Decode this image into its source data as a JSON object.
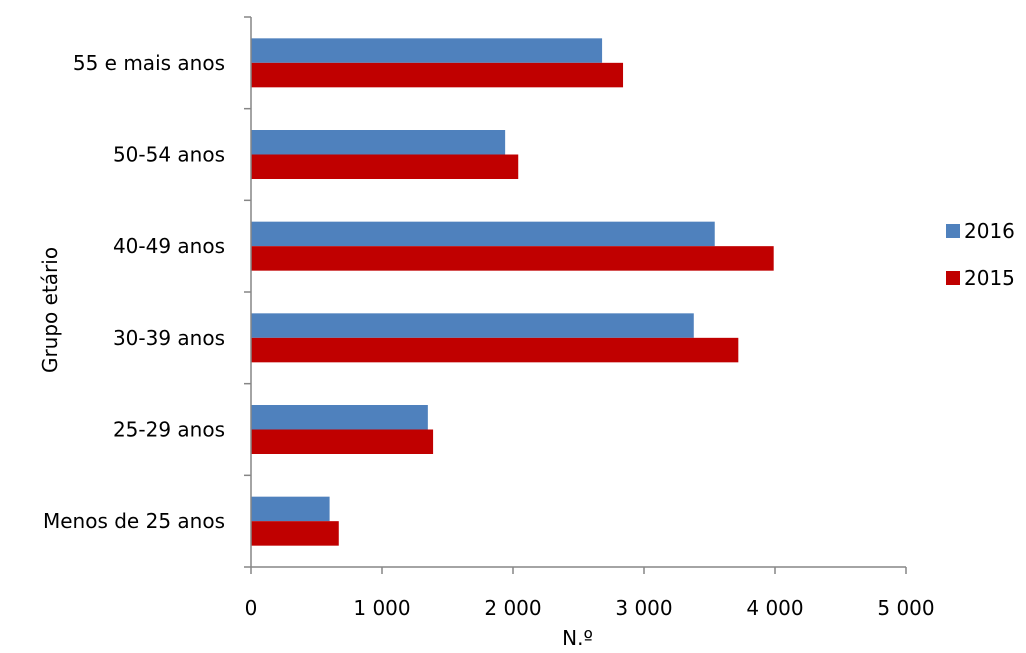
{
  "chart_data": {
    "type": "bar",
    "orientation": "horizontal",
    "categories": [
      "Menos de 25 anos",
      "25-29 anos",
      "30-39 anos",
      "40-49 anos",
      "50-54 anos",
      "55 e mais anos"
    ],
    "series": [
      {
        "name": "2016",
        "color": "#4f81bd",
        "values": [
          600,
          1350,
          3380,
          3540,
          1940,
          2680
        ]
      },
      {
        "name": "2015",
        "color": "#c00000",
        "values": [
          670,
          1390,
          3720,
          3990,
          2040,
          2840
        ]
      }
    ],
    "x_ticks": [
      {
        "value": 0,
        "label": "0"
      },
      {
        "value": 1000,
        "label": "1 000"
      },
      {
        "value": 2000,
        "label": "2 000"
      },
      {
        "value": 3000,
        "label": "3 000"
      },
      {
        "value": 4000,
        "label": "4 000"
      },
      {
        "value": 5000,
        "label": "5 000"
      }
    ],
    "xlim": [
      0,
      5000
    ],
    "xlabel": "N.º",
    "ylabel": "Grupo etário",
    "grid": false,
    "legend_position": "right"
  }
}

* _WHAT YOU NEED TO DO_
Print the full listing exactly, dropping the pictures.

* _RESULT OF THIS TASK_
Decode this image into its source data as a JSON object.
{
  "chart_data": {
    "type": "bar",
    "orientation": "horizontal",
    "categories": [
      "Menos de 25 anos",
      "25-29 anos",
      "30-39 anos",
      "40-49 anos",
      "50-54 anos",
      "55 e mais anos"
    ],
    "series": [
      {
        "name": "2016",
        "color": "#4f81bd",
        "values": [
          600,
          1350,
          3380,
          3540,
          1940,
          2680
        ]
      },
      {
        "name": "2015",
        "color": "#c00000",
        "values": [
          670,
          1390,
          3720,
          3990,
          2040,
          2840
        ]
      }
    ],
    "x_ticks": [
      {
        "value": 0,
        "label": "0"
      },
      {
        "value": 1000,
        "label": "1 000"
      },
      {
        "value": 2000,
        "label": "2 000"
      },
      {
        "value": 3000,
        "label": "3 000"
      },
      {
        "value": 4000,
        "label": "4 000"
      },
      {
        "value": 5000,
        "label": "5 000"
      }
    ],
    "xlim": [
      0,
      5000
    ],
    "xlabel": "N.º",
    "ylabel": "Grupo etário",
    "grid": false,
    "legend_position": "right"
  }
}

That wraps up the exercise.